Stored data:
· · · · · · ·
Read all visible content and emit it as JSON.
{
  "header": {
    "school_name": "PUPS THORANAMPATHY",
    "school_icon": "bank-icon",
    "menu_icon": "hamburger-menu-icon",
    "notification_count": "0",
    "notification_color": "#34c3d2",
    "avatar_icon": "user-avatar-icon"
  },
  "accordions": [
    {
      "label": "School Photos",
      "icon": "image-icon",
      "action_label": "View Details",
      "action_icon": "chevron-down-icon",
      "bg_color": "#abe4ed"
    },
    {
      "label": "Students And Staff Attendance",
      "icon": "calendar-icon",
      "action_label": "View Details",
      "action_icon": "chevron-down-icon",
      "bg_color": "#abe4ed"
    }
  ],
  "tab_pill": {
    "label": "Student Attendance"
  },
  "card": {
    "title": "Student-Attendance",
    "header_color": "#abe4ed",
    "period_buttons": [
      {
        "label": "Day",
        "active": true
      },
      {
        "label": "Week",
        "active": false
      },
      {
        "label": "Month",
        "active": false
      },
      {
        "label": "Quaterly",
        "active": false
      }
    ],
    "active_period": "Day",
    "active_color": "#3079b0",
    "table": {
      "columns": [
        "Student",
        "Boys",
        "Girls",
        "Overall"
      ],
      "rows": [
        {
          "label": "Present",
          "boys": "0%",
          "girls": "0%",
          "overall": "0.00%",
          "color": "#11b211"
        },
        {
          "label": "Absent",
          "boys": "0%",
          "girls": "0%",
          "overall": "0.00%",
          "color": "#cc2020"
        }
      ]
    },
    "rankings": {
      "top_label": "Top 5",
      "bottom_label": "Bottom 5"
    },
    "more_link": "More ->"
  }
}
· · · · · · ·
Report the number of lines in the entries above that include the word "Attendance" and add nothing to it.

Response → 3